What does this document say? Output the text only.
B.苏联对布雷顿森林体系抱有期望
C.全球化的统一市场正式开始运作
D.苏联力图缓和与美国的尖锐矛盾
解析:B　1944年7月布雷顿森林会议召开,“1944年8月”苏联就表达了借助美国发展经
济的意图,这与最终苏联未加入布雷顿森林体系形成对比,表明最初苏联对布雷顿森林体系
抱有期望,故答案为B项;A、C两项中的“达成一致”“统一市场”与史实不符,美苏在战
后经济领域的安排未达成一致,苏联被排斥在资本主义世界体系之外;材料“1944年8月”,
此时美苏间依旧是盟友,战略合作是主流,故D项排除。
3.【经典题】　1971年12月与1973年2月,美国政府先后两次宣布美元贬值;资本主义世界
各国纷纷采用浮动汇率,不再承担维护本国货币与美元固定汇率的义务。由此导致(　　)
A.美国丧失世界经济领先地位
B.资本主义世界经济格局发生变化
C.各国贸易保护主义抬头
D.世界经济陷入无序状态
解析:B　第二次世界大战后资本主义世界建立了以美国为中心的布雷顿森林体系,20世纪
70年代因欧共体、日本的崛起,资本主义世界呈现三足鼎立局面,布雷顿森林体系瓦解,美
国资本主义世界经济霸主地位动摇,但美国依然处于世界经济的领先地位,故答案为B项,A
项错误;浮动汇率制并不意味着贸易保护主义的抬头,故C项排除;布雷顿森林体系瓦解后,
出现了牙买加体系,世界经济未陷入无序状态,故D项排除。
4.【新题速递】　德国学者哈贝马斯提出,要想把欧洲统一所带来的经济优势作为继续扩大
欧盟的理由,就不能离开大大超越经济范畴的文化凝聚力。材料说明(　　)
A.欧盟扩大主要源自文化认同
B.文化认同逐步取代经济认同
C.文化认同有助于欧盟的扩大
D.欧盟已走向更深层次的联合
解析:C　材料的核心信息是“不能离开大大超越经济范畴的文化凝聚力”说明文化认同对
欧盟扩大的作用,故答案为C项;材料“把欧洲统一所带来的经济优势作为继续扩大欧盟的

Goal
Print the material verbatim, all of it.

Solution to the exercise
What does this document say? Output the text only.
B.苏联对布雷顿森林体系抱有期望
C.全球化的统一市场正式开始运作
D.苏联力图缓和与美国的尖锐矛盾
解析:B　1944年7月布雷顿森林会议召开,“1944年8月”苏联就表达了借助美国发展经
济的意图,这与最终苏联未加入布雷顿森林体系形成对比,表明最初苏联对布雷顿森林体系
抱有期望,故答案为B项;A、C两项中的“达成一致”“统一市场”与史实不符,美苏在战
后经济领域的安排未达成一致,苏联被排斥在资本主义世界体系之外;材料“1944年8月”,
此时美苏间依旧是盟友,战略合作是主流,故D项排除。
3.【经典题】　1971年12月与1973年2月,美国政府先后两次宣布美元贬值;资本主义世界
各国纷纷采用浮动汇率,不再承担维护本国货币与美元固定汇率的义务。由此导致(　　)
A.美国丧失世界经济领先地位
B.资本主义世界经济格局发生变化
C.各国贸易保护主义抬头
D.世界经济陷入无序状态
解析:B　第二次世界大战后资本主义世界建立了以美国为中心的布雷顿森林体系,20世纪
70年代因欧共体、日本的崛起,资本主义世界呈现三足鼎立局面,布雷顿森林体系瓦解,美
国资本主义世界经济霸主地位动摇,但美国依然处于世界经济的领先地位,故答案为B项,A
项错误;浮动汇率制并不意味着贸易保护主义的抬头,故C项排除;布雷顿森林体系瓦解后,
出现了牙买加体系,世界经济未陷入无序状态,故D项排除。
4.【新题速递】　德国学者哈贝马斯提出,要想把欧洲统一所带来的经济优势作为继续扩大
欧盟的理由,就不能离开大大超越经济范畴的文化凝聚力。材料说明(　　)
A.欧盟扩大主要源自文化认同
B.文化认同逐步取代经济认同
C.文化认同有助于欧盟的扩大
D.欧盟已走向更深层次的联合
解析:C　材料的核心信息是“不能离开大大超越经济范畴的文化凝聚力”说明文化认同对
欧盟扩大的作用,故答案为C项;材料“把欧洲统一所带来的经济优势作为继续扩大欧盟的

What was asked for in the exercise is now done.